## WRITTEN INSTRUCTION:
Among the lines below, list those containing the string "icon".

## RECORDS FOR THIS TASK:

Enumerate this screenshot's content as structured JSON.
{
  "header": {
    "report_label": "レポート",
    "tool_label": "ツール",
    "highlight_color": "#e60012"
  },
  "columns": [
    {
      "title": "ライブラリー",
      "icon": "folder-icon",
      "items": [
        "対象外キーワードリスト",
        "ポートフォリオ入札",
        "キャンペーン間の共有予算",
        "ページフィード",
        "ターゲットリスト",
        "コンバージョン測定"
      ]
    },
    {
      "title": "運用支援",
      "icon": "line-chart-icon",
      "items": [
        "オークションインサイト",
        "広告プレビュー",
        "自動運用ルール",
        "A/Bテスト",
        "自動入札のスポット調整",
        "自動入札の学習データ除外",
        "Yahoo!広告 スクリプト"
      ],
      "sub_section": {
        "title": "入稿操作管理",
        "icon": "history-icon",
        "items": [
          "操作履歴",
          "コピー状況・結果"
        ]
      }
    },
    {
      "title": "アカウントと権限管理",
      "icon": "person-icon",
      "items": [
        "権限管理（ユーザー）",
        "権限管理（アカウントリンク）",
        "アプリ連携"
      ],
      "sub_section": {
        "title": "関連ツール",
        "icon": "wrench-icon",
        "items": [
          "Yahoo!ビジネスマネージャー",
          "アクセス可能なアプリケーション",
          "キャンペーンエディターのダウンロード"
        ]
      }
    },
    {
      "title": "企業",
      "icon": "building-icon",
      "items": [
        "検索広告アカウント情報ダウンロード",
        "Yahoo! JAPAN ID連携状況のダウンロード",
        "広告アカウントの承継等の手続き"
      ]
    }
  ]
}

## PROBLEM SOLUTION:
      "icon": "folder-icon",
      "icon": "line-chart-icon",
        "icon": "history-icon",
      "icon": "person-icon",
        "icon": "wrench-icon",
      "icon": "building-icon",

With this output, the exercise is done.